[RECORDS]
****************************************

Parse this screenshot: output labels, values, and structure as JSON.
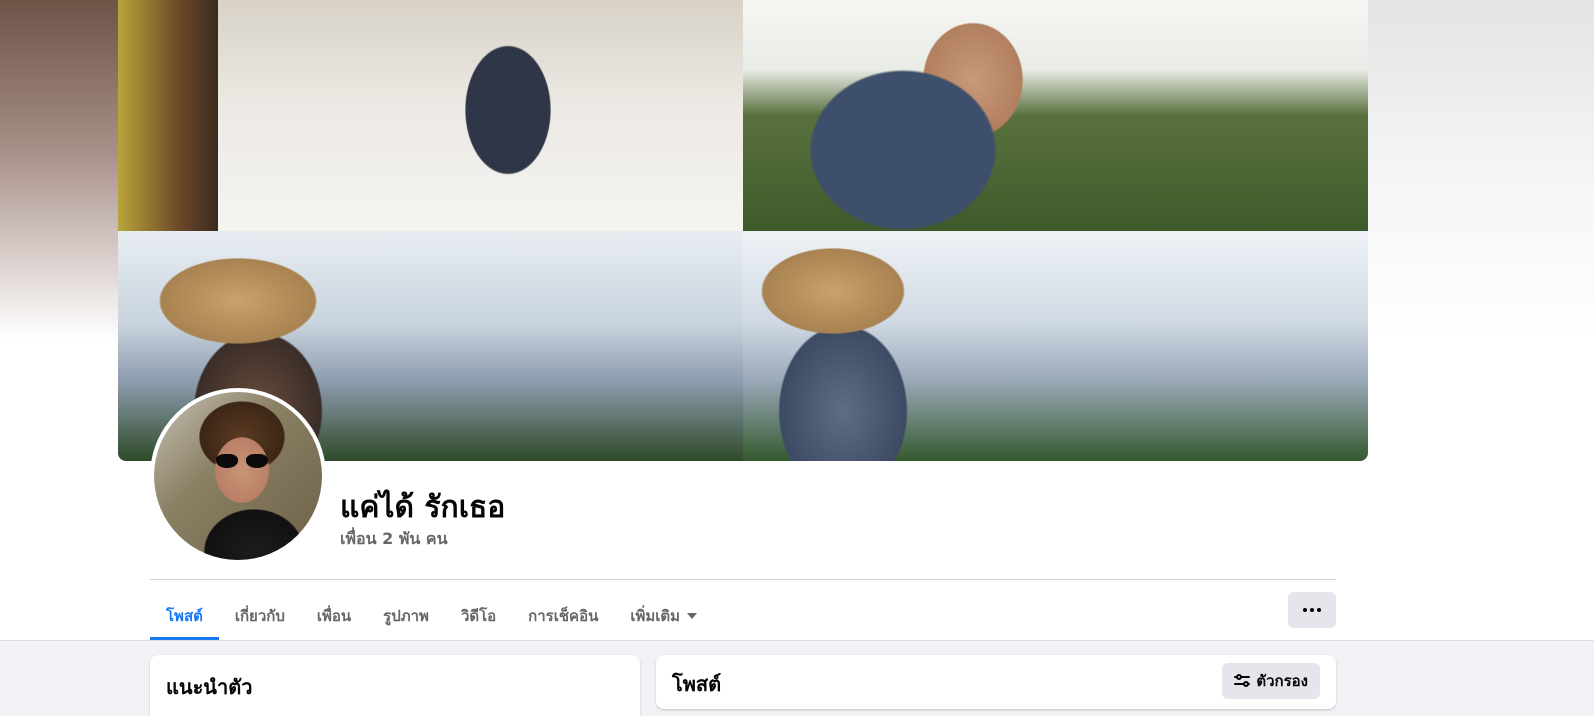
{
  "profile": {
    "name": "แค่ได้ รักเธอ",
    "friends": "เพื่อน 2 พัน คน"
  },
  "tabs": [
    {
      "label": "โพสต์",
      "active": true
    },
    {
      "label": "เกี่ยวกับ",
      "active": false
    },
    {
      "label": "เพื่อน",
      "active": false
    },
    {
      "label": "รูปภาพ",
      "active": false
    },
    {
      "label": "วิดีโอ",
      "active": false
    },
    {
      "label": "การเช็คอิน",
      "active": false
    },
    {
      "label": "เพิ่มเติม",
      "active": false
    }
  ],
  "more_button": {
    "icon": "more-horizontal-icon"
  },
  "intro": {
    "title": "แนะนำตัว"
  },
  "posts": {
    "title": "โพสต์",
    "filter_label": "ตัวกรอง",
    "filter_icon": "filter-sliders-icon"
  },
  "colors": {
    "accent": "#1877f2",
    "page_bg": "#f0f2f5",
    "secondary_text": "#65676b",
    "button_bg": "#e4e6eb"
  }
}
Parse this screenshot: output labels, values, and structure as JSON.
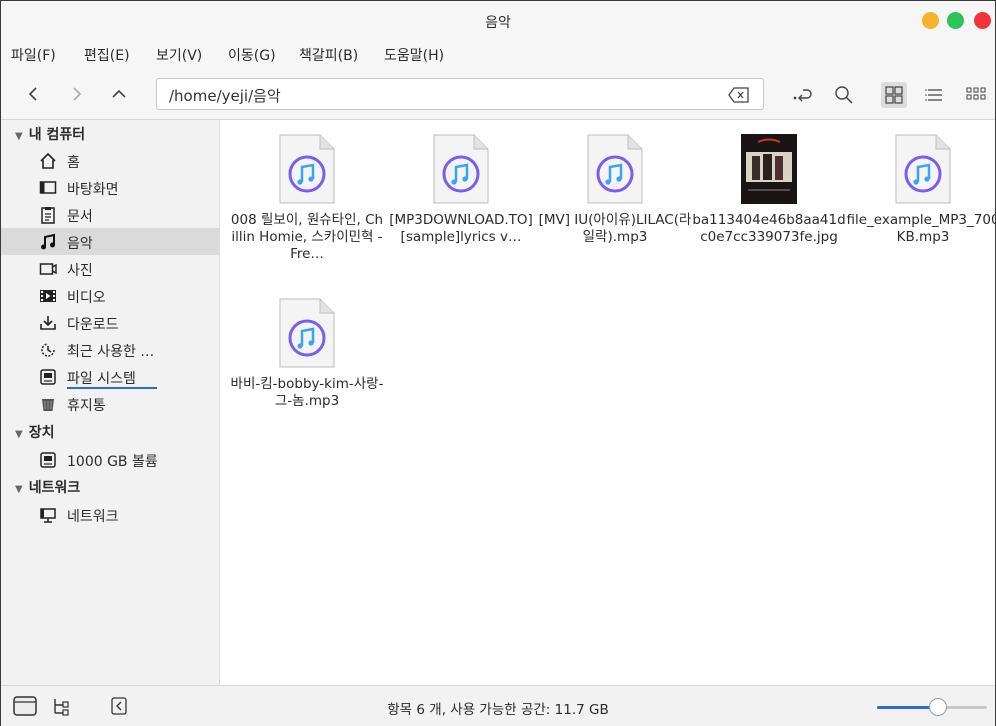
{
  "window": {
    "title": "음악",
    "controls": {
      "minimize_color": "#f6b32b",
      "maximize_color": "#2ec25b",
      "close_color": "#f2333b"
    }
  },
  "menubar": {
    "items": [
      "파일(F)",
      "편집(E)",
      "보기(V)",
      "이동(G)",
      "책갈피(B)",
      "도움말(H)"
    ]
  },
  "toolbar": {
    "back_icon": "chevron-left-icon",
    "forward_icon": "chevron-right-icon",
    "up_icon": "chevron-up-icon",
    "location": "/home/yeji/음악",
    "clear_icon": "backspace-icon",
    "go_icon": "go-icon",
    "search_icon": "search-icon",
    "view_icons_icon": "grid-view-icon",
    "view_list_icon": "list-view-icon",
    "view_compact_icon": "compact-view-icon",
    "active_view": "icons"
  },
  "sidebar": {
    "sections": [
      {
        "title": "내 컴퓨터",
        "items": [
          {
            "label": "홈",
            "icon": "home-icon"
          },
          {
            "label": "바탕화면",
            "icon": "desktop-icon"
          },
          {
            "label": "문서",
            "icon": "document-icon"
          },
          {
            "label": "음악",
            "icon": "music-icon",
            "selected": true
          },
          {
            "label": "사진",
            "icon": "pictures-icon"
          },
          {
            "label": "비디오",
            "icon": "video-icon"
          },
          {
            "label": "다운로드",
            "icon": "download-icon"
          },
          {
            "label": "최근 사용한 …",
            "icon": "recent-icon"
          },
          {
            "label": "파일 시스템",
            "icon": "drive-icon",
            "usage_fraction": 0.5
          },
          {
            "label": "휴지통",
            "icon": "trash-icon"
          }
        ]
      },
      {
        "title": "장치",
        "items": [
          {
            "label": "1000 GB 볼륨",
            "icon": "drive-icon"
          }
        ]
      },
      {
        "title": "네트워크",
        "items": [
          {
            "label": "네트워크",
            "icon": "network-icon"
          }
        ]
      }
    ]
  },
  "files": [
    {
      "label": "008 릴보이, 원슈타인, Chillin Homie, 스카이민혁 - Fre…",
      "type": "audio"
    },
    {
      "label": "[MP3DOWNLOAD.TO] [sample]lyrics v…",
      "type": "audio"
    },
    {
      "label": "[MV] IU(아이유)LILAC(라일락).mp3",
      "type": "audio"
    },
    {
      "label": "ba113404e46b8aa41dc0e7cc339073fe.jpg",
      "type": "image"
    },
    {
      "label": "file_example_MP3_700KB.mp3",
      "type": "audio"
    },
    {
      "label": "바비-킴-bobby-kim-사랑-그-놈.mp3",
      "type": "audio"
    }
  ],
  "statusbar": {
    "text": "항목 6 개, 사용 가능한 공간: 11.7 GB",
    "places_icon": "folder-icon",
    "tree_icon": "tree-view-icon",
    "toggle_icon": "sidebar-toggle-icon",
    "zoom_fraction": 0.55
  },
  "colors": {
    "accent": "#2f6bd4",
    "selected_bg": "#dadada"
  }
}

****************************************

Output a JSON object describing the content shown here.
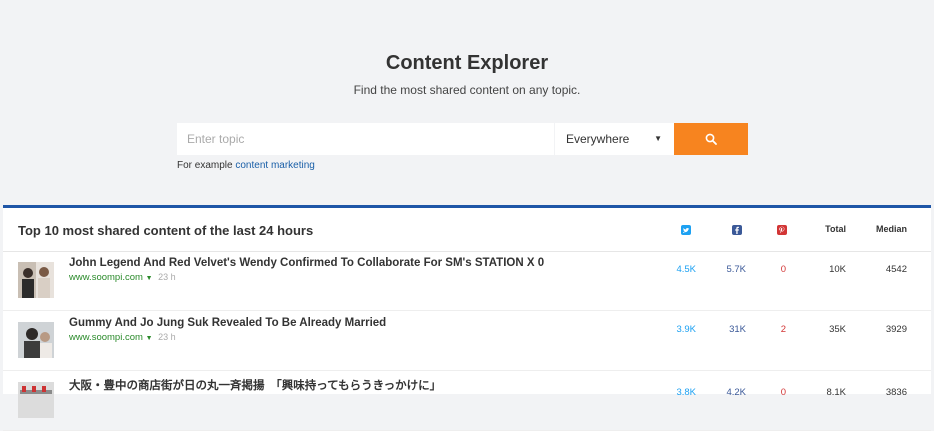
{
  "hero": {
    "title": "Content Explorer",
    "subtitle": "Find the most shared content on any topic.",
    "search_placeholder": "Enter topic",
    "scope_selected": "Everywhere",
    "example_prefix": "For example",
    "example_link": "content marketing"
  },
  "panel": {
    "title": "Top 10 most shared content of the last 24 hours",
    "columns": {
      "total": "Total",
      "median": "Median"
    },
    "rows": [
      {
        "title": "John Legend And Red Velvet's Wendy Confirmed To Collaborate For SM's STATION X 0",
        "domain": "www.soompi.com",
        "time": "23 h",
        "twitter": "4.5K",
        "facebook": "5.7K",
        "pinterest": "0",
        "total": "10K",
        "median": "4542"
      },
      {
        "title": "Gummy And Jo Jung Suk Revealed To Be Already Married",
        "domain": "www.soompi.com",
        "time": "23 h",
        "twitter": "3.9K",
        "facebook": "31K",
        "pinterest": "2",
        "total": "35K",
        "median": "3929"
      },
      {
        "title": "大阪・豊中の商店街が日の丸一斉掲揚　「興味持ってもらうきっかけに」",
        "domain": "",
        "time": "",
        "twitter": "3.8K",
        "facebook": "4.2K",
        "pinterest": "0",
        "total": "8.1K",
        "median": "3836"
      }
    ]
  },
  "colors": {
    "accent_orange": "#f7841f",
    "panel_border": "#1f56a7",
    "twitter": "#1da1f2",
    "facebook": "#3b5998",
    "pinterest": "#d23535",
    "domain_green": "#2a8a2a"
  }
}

****************************************

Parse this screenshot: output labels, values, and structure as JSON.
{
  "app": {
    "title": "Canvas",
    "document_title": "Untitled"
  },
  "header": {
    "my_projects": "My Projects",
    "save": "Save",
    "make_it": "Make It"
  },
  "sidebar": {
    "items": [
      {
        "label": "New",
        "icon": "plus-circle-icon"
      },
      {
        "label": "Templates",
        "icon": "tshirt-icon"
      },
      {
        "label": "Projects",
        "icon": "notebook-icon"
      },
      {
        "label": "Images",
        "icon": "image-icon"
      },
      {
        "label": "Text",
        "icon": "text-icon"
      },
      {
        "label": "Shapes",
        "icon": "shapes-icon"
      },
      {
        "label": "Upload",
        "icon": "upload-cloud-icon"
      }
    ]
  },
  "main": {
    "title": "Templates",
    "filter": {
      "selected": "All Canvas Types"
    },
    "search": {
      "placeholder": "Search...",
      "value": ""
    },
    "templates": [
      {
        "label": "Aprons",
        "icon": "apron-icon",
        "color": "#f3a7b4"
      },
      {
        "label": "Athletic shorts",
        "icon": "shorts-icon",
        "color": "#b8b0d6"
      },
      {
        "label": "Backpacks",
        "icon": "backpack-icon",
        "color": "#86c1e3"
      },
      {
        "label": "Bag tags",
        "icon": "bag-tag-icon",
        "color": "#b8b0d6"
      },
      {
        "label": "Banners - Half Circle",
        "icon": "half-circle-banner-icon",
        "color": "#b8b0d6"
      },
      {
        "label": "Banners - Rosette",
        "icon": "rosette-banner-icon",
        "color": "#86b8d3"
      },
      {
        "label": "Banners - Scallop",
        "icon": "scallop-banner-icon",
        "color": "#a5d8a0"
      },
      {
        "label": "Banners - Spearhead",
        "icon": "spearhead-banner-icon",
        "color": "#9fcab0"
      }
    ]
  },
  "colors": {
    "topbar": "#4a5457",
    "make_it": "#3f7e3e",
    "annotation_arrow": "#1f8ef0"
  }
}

****************************************

[WRITTEN INSTRUCTION]
Search the data for the word "topic" and copy each line where it appears.

[THE REPLY]
    "subtitle": "Find the most shared content on any topic.",
    "search_placeholder": "Enter topic",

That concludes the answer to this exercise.